**EXERCISE OBJECTIVE**
Search the data for the word "opportunity" and copy every line where it occurs.

= = = = = = =

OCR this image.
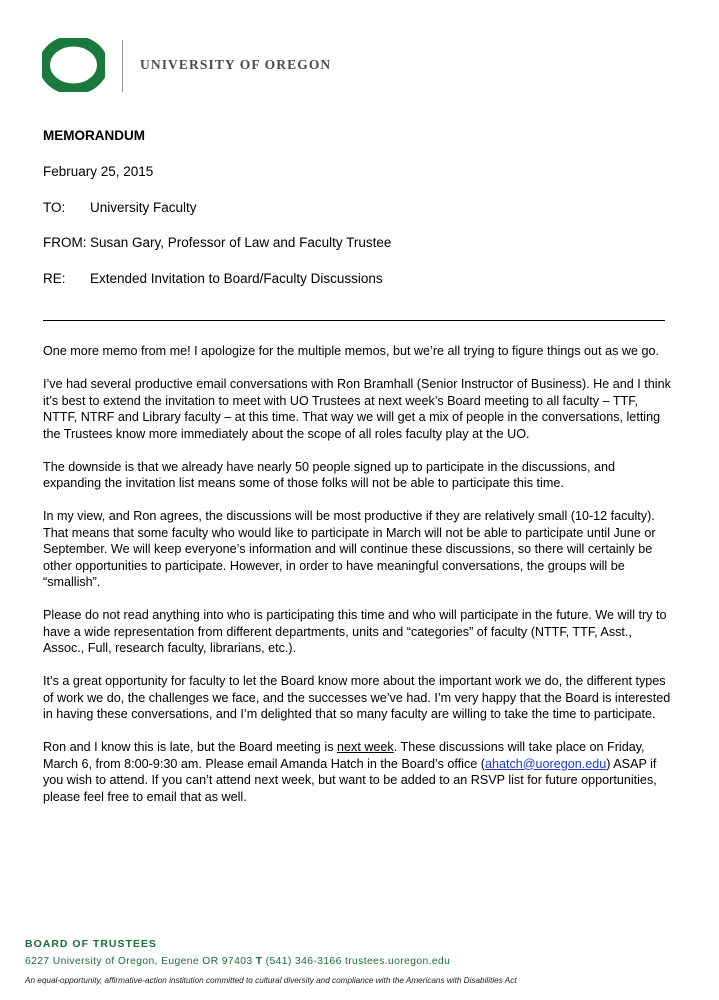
UNIVERSITY OF OREGON
MEMORANDUM
February 25, 2015
TO: University Faculty
FROM: Susan Gary, Professor of Law and Faculty Trustee
RE: Extended Invitation to Board/Faculty Discussions

One more memo from me! I apologize for the multiple memos, but we’re all trying to figure things out as we go.

I’ve had several productive email conversations with Ron Bramhall (Senior Instructor of Business). He and I think it’s best to extend the invitation to meet with UO Trustees at next week’s Board meeting to all faculty – TTF, NTTF, NTRF and Library faculty – at this time. That way we will get a mix of people in the conversations, letting the Trustees know more immediately about the scope of all roles faculty play at the UO.

The downside is that we already have nearly 50 people signed up to participate in the discussions, and expanding the invitation list means some of those folks will not be able to participate this time.

In my view, and Ron agrees, the discussions will be most productive if they are relatively small (10-12 faculty). That means that some faculty who would like to participate in March will not be able to participate until June or September. We will keep everyone’s information and will continue these discussions, so there will certainly be other opportunities to participate. However, in order to have meaningful conversations, the groups will be “smallish”.

Please do not read anything into who is participating this time and who will participate in the future. We will try to have a wide representation from different departments, units and “categories” of faculty (NTTF, TTF, Asst., Assoc., Full, research faculty, librarians, etc.).

It’s a great opportunity for faculty to let the Board know more about the important work we do, the different types of work we do, the challenges we face, and the successes we’ve had. I’m very happy that the Board is interested in having these conversations, and I’m delighted that so many faculty are willing to take the time to participate.

Ron and I know this is late, but the Board meeting is next week. These discussions will take place on Friday, March 6, from 8:00-9:30 am. Please email Amanda Hatch in the Board’s office (ahatch@uoregon.edu) ASAP if you wish to attend. If you can’t attend next week, but want to be added to an RSVP list for future opportunities, please feel free to email that as well.

BOARD OF TRUSTEES
6227 University of Oregon, Eugene OR 97403 T (541) 346-3166 trustees.uoregon.edu
An equal-opportunity, affirmative-action institution committed to cultural diversity and compliance with the Americans with Disabilities Act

= = = = = = =

**TASK SOLUTION**
It’s a great opportunity for faculty to let the Board know more about the important work we do, the different types of work we do, the challenges we face, and the successes we’ve had. I’m very happy that the Board is interested in having these conversations, and I’m delighted that so many faculty are willing to take the time to participate.
An equal-opportunity, affirmative-action institution committed to cultural diversity and compliance with the Americans with Disabilities Act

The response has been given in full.